> Your goal:
Extract all lines that hold the string "screenshot".

-- START Data listing --

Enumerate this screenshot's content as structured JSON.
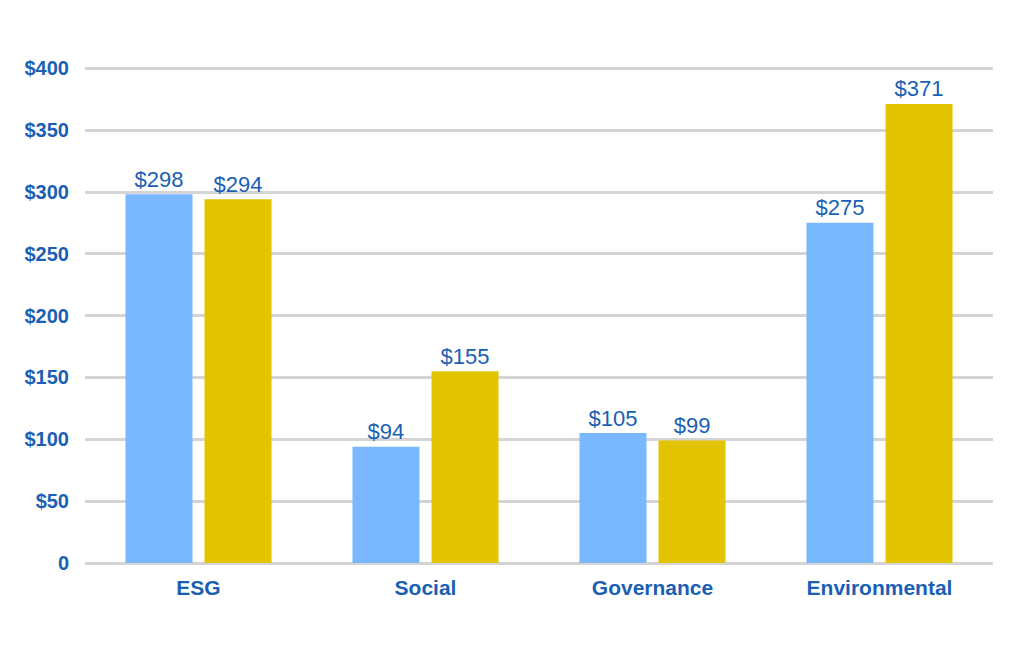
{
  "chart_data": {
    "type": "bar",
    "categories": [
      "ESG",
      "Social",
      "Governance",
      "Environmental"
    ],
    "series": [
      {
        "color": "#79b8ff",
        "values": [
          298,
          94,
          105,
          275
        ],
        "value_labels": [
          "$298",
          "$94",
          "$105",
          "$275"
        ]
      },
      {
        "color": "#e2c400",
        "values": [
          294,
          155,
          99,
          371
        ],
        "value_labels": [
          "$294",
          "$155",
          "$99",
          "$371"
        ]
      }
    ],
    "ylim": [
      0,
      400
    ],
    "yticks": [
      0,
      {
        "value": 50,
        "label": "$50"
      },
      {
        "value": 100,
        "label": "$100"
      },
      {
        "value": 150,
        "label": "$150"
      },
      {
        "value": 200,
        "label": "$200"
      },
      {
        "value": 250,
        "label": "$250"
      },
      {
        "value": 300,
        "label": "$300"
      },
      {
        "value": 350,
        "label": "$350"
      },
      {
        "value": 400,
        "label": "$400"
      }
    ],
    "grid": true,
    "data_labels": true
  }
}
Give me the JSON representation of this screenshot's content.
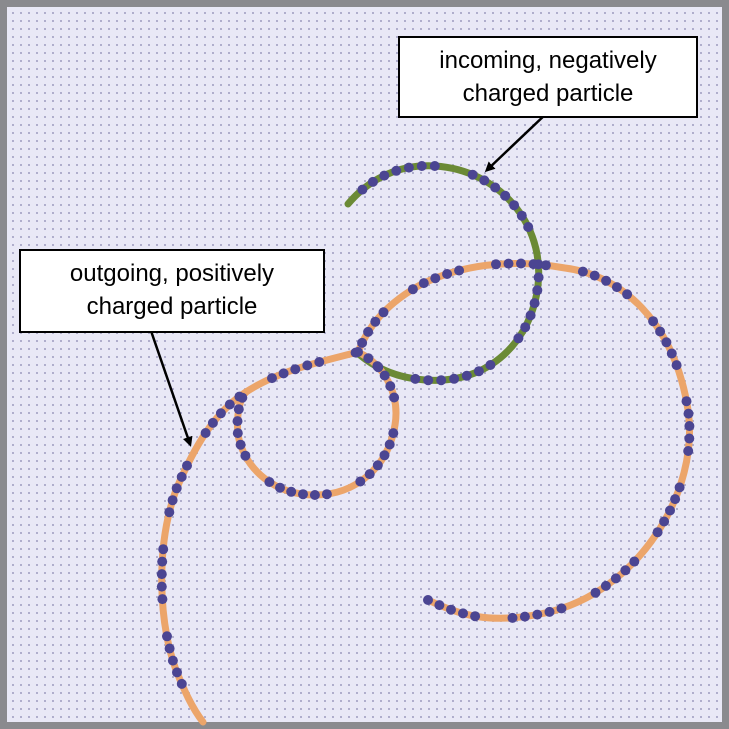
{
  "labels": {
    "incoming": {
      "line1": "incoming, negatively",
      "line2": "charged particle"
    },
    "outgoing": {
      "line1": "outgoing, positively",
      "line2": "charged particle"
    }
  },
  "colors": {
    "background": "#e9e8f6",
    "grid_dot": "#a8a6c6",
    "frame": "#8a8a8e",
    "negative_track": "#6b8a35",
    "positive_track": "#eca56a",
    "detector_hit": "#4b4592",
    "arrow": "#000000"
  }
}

-- END Data listing --

> Task response:
Enumerate this screenshot's content as structured JSON.
Give me the JSON representation of this screenshot's content.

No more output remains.